Problem: Using the records that follow, copy every line containing the word "Letter".

== Information shown ==

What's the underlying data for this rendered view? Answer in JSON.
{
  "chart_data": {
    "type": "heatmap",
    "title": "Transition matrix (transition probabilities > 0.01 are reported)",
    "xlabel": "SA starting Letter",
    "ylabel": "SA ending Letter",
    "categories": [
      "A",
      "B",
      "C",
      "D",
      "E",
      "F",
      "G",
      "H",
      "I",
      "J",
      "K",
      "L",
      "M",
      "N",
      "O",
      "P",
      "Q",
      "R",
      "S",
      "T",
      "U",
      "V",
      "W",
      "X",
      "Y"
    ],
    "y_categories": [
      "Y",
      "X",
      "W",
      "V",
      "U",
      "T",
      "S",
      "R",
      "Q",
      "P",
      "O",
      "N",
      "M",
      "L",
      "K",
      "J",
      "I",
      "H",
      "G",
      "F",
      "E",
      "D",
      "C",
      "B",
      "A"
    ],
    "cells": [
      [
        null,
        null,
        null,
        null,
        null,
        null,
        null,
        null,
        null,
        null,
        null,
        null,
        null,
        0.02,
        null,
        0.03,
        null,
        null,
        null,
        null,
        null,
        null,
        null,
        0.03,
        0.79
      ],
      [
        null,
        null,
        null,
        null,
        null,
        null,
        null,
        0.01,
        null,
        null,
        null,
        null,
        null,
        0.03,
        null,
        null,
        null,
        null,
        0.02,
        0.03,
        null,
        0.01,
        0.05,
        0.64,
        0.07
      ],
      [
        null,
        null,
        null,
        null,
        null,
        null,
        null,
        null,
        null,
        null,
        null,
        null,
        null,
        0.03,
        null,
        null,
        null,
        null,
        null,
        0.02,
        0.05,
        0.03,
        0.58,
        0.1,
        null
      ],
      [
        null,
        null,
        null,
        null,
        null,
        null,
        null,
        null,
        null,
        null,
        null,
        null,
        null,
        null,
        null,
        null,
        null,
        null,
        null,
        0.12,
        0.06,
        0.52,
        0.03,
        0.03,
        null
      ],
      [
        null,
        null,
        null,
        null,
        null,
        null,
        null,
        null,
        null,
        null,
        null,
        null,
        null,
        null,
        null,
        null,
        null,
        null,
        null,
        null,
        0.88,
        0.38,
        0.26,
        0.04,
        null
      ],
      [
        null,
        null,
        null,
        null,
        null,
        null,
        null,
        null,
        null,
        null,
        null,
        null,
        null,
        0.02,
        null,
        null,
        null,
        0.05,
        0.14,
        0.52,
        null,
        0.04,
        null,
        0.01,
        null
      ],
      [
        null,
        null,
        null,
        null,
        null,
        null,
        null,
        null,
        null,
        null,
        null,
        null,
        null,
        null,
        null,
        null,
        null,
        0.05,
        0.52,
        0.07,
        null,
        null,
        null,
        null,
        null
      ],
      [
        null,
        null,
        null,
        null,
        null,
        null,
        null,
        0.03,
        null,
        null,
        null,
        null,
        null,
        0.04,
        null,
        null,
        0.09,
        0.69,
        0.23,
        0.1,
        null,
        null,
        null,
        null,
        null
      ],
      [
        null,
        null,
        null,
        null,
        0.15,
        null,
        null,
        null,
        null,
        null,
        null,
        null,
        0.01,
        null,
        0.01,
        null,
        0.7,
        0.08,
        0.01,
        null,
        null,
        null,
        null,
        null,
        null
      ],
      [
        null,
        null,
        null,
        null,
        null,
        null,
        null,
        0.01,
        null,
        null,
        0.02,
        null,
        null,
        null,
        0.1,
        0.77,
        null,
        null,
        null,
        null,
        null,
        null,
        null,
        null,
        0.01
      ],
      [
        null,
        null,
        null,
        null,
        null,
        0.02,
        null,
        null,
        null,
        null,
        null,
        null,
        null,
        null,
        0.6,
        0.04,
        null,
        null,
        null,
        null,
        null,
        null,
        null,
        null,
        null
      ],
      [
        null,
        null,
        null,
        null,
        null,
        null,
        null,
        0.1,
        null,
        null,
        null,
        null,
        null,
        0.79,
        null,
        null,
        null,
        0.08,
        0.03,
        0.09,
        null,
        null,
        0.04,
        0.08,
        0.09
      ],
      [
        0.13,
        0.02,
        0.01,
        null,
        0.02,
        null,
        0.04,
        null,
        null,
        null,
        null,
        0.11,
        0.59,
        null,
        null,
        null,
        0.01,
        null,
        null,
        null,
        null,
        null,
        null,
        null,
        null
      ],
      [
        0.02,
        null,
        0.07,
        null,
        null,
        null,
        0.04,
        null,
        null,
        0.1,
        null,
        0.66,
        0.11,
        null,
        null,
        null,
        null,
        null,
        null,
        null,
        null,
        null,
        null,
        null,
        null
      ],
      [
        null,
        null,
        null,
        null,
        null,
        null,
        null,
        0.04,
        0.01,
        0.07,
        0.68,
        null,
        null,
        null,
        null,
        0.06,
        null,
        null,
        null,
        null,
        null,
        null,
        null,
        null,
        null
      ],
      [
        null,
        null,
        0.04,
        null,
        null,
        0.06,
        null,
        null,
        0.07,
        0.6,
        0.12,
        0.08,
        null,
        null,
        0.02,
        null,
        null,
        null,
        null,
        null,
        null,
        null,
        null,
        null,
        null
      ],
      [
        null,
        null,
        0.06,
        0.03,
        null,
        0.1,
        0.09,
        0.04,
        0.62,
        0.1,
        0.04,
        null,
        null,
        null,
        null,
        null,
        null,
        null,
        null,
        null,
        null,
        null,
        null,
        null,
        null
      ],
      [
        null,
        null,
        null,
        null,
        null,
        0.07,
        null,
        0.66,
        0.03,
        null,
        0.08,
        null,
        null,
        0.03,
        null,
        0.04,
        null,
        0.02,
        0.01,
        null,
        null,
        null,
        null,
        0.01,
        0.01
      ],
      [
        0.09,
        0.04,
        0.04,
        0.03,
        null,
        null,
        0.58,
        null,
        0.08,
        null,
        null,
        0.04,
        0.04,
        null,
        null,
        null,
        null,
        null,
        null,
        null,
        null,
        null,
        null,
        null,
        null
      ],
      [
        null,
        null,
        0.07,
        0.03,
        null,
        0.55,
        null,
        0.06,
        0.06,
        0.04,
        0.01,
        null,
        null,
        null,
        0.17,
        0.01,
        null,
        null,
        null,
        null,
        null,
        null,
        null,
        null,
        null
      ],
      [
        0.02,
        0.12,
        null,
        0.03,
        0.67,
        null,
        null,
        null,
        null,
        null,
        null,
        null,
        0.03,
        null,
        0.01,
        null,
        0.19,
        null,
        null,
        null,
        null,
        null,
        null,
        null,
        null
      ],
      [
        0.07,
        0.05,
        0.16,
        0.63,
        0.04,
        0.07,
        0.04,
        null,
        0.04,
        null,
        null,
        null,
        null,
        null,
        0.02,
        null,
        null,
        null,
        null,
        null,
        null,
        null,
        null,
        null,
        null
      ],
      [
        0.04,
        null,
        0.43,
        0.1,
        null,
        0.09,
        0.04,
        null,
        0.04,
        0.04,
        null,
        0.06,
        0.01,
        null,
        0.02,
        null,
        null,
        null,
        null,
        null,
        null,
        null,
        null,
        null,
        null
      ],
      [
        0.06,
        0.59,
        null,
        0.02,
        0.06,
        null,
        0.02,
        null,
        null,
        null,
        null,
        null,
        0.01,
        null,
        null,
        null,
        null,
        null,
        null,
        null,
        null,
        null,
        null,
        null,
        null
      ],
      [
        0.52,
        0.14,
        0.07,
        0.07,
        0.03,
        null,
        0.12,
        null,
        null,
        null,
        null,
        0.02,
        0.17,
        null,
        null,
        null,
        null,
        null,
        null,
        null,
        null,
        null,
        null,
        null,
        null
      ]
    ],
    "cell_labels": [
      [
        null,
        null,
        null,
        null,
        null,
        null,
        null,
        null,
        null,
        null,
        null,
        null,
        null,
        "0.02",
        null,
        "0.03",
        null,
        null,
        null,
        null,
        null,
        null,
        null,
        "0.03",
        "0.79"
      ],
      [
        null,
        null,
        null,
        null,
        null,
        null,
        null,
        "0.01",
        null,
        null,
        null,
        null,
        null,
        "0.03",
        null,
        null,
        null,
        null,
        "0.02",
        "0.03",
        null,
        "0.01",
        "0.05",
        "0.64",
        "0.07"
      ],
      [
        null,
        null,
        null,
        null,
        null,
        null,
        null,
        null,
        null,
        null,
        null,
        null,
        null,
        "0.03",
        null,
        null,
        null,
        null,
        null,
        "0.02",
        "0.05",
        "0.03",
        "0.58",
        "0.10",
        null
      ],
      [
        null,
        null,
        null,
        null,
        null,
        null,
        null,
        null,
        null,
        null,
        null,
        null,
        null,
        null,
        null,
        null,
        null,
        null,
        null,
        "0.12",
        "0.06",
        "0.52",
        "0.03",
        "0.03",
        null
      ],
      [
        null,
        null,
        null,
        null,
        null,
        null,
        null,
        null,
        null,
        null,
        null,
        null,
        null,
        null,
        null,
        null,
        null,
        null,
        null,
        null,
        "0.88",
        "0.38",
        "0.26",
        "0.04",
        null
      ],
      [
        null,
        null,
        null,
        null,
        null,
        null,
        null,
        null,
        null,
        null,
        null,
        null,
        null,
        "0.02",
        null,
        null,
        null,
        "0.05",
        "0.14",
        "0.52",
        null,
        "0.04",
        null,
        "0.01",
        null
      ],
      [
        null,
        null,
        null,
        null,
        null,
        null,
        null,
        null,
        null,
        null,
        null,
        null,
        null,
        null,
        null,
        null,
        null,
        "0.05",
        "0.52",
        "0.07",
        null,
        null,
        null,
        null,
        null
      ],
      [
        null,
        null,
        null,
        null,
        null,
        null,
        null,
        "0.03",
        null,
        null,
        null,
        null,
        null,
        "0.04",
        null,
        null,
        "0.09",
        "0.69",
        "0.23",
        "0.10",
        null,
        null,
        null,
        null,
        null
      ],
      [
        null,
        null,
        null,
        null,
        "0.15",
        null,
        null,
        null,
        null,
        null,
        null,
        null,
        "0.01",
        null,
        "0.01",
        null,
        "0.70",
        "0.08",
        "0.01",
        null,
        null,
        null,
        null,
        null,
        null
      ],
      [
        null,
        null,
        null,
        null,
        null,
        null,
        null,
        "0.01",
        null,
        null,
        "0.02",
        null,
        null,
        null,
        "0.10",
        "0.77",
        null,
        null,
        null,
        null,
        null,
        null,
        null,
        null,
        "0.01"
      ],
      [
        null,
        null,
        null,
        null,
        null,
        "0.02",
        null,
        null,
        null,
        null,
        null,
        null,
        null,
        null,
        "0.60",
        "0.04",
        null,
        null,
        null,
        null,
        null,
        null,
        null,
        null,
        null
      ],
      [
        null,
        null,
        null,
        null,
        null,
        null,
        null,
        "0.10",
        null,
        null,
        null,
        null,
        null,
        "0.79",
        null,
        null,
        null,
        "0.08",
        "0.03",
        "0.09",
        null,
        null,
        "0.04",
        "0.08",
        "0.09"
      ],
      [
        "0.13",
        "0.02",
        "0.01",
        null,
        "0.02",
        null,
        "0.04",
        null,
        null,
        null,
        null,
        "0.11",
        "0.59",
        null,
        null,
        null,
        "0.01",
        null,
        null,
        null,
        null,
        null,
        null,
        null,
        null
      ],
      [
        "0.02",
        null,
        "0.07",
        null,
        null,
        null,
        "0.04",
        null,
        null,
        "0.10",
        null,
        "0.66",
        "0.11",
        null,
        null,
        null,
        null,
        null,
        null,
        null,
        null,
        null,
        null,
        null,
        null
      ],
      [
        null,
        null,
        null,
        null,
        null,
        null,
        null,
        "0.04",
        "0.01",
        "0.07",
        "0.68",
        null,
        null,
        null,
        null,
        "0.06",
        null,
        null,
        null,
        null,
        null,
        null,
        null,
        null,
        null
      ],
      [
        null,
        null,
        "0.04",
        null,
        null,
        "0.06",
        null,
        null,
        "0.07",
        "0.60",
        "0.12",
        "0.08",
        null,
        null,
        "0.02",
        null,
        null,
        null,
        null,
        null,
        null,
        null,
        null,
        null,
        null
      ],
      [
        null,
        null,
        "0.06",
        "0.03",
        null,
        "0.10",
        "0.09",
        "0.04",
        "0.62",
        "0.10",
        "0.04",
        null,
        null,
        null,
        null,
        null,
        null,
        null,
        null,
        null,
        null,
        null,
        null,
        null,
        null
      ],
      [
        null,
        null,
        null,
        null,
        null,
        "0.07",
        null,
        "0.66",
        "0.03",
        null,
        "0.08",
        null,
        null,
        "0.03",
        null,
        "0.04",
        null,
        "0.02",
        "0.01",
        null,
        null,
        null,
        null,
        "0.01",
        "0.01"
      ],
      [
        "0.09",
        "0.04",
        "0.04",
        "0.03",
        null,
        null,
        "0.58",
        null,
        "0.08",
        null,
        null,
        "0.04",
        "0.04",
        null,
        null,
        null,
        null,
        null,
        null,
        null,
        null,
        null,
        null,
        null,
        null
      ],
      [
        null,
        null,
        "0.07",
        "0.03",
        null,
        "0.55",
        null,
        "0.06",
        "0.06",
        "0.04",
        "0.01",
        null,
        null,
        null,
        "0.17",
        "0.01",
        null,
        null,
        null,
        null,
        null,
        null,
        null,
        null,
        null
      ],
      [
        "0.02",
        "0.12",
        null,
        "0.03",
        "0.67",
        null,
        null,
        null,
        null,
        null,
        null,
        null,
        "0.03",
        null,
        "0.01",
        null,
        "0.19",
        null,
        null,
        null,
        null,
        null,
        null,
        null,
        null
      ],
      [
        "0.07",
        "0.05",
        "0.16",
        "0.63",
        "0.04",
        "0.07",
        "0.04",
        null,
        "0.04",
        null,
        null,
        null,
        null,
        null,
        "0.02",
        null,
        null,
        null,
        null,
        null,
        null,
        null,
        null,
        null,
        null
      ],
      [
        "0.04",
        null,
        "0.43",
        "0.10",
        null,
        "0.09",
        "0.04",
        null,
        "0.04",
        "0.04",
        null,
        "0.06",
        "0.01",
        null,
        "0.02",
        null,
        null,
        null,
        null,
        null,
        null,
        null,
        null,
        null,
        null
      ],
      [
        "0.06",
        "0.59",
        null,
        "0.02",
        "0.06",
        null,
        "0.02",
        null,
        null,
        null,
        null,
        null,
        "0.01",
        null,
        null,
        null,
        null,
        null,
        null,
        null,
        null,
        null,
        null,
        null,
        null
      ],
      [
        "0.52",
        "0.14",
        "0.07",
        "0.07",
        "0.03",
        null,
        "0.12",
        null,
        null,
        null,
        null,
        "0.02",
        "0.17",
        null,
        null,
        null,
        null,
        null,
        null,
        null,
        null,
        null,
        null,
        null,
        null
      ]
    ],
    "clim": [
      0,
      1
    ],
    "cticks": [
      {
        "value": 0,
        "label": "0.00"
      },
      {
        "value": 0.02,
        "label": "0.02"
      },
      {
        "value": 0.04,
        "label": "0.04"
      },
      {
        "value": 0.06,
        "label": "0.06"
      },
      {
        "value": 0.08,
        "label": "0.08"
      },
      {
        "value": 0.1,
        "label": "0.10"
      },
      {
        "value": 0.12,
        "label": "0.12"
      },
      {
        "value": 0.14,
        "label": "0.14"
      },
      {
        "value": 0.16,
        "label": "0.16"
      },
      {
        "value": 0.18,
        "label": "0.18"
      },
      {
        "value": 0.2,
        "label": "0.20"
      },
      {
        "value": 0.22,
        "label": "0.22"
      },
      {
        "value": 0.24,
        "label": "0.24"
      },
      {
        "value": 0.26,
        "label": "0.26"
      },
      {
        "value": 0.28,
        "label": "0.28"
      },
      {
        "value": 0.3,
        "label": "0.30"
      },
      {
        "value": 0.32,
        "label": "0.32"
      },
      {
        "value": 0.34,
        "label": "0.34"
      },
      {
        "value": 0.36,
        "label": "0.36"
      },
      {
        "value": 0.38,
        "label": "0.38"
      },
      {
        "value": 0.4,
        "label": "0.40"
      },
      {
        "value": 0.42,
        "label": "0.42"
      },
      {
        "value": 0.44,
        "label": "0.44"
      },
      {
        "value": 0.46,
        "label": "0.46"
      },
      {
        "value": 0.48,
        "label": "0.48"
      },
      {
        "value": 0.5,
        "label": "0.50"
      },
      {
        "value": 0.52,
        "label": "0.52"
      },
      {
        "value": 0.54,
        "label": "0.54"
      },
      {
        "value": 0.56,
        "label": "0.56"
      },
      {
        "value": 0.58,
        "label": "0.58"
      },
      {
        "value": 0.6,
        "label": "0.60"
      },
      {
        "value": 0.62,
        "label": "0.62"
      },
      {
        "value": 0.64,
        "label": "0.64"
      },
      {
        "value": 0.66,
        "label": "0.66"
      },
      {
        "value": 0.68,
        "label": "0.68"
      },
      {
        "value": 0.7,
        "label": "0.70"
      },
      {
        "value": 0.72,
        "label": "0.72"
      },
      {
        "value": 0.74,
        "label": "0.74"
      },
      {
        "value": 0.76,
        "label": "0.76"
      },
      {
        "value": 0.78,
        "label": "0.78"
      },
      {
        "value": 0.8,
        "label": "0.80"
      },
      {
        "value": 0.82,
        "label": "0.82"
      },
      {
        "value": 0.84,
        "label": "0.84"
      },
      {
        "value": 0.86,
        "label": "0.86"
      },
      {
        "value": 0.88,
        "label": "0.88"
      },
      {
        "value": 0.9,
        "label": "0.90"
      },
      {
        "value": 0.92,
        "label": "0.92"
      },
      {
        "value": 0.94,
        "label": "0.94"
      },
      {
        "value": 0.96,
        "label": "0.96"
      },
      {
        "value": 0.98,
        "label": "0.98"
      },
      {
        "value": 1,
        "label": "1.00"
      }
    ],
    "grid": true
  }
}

===

Final answer:
    "xlabel": "SA starting Letter",
    "ylabel": "SA ending Letter",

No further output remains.